■ **WRITTEN REQUEST**
Answer with one number only: the number of lines that contain "JSON".
☆ ☆ ☆ ☆
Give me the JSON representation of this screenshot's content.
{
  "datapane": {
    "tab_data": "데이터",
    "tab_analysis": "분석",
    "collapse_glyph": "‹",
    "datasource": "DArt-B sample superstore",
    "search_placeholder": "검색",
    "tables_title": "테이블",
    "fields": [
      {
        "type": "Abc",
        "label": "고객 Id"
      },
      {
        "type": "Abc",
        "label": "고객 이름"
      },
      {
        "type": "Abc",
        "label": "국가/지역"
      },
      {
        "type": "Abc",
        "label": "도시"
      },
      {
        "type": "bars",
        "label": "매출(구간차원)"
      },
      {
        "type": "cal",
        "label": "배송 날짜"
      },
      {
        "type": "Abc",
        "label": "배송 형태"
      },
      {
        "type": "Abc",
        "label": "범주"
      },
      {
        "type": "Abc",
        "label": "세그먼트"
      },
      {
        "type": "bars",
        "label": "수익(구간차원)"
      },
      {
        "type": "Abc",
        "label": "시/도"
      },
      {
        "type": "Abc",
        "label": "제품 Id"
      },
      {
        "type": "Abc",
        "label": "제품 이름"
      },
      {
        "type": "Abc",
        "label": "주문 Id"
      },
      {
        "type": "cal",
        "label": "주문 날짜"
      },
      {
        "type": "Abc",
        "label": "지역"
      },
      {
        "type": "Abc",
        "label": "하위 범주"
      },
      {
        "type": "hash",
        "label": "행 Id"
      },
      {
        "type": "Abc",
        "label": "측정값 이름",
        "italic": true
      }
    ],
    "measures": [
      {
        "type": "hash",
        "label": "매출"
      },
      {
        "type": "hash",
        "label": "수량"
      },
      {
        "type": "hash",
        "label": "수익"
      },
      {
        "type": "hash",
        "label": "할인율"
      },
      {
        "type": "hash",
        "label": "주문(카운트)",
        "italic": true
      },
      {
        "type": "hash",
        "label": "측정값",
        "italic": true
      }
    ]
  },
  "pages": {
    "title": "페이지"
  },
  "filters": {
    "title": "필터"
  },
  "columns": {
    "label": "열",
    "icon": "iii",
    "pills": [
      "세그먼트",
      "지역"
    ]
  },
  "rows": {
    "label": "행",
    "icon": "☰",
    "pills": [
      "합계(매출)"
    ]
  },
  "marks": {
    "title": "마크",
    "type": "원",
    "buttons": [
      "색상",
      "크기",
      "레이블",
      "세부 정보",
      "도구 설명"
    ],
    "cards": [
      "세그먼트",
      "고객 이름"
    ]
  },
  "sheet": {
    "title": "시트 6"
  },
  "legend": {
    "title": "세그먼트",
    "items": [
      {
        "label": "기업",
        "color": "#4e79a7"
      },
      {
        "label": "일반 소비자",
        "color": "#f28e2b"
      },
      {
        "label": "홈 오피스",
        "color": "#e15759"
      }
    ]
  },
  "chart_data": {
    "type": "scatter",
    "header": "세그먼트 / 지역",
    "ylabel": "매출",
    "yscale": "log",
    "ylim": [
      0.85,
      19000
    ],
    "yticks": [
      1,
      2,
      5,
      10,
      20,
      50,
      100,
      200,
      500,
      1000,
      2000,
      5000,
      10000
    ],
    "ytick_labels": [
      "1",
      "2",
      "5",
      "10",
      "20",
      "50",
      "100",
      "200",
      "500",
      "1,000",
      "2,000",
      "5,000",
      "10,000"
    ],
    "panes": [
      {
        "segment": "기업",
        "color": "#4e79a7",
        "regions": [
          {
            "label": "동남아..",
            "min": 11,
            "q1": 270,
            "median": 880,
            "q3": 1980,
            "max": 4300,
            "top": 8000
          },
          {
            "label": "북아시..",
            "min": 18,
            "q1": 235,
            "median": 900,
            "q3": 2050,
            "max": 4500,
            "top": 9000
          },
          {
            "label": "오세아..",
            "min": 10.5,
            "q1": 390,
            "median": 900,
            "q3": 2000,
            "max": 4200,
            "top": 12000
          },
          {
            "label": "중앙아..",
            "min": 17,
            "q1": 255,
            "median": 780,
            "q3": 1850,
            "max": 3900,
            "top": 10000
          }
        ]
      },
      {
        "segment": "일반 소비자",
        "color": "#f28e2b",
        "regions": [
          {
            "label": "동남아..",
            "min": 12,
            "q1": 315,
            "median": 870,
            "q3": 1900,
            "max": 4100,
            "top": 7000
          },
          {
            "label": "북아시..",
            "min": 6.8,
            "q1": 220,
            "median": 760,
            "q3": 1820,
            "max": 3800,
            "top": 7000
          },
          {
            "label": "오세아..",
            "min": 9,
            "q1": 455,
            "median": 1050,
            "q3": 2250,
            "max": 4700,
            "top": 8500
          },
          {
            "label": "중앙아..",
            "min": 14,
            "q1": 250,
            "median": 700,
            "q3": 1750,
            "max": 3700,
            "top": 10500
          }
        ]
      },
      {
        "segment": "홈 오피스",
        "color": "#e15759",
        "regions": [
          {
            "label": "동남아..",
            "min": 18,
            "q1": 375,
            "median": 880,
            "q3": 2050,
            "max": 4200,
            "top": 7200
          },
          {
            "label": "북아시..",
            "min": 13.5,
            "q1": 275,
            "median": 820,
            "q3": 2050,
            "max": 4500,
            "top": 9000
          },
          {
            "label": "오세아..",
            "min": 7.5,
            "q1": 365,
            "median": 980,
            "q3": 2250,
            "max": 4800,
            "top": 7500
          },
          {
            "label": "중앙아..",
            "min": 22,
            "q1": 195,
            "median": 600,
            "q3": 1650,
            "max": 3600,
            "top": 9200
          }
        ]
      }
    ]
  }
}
☆ ☆ ☆ ☆
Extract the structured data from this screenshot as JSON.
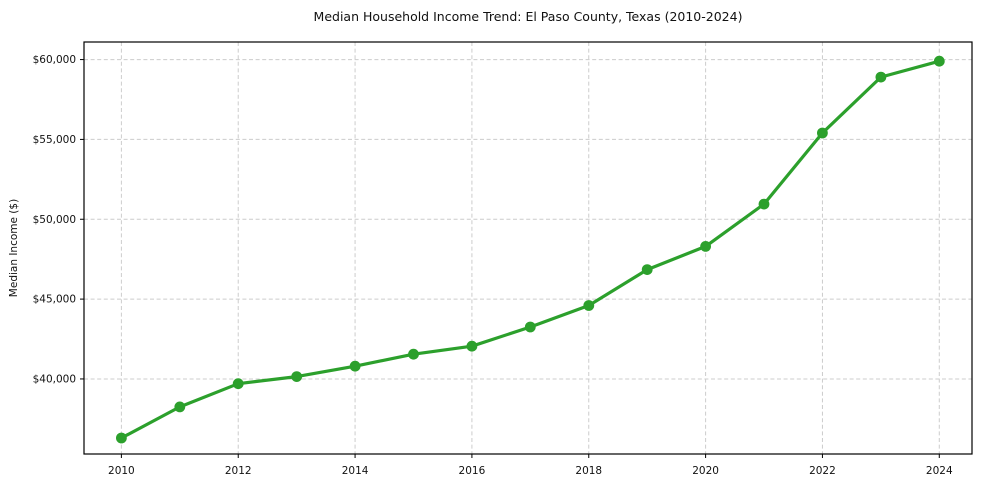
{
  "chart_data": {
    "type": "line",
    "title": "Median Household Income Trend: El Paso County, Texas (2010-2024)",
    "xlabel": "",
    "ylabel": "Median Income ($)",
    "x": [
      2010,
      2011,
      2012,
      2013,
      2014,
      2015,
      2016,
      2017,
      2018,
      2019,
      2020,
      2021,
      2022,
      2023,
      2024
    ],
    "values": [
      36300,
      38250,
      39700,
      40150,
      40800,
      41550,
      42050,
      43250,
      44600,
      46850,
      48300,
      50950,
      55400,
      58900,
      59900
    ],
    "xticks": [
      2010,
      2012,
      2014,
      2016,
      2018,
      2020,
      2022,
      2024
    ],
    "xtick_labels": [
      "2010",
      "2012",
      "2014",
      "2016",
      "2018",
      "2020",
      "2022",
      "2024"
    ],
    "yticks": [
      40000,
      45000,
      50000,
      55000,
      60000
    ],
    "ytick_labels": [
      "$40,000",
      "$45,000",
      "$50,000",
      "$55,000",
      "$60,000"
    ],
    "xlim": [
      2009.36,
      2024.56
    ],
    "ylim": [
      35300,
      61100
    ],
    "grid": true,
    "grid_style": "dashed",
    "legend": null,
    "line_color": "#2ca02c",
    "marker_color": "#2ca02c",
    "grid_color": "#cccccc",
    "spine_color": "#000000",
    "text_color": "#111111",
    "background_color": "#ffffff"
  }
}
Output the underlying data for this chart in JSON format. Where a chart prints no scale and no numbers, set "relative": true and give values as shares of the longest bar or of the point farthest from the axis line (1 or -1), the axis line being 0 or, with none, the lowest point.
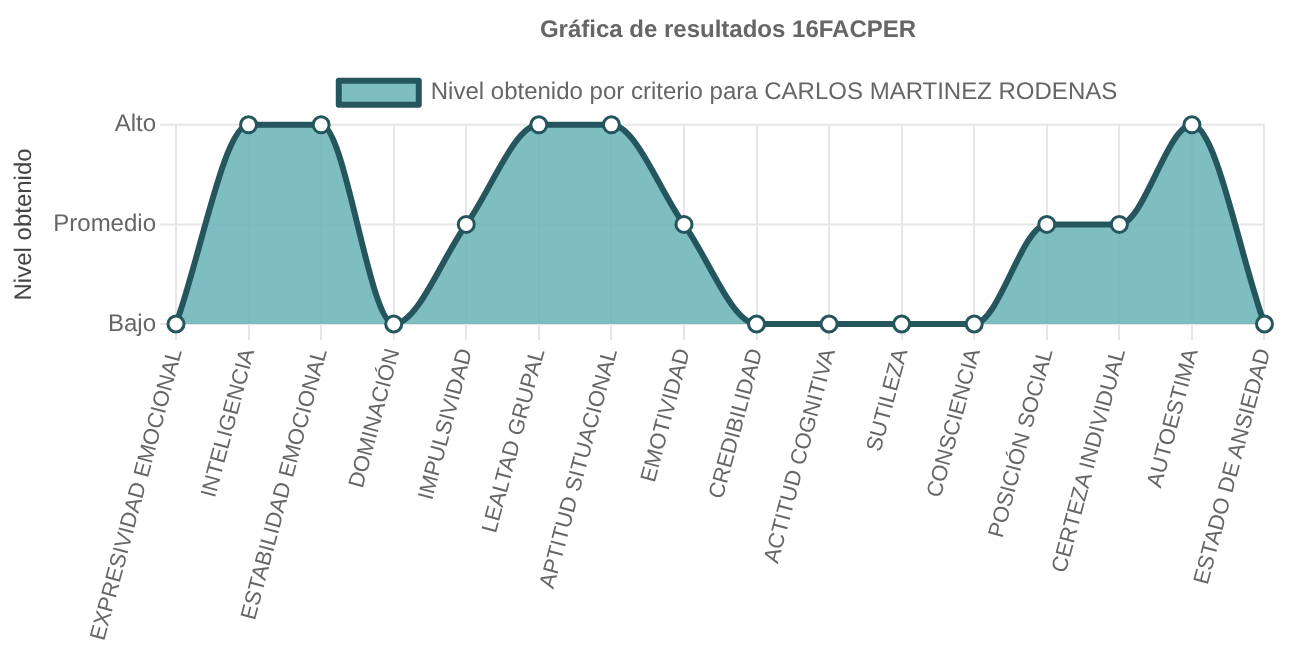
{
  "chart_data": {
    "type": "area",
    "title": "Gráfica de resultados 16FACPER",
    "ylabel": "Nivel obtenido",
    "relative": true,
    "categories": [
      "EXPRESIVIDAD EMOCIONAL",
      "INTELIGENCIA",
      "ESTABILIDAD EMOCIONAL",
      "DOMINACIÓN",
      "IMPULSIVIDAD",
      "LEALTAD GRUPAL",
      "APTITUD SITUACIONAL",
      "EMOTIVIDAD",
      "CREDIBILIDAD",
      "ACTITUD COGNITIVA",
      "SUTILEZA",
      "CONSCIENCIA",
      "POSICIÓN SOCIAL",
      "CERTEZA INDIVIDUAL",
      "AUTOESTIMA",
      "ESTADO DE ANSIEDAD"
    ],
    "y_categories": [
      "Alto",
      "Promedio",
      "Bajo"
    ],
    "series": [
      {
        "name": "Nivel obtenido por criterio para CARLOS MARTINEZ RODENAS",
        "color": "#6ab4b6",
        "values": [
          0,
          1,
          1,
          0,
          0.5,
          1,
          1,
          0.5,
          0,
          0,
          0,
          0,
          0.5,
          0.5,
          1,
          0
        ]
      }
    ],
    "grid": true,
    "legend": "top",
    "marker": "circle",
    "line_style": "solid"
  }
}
☆ ☆ ☆ ☆
■ **ANSWER TO THIS PROBLEM**
3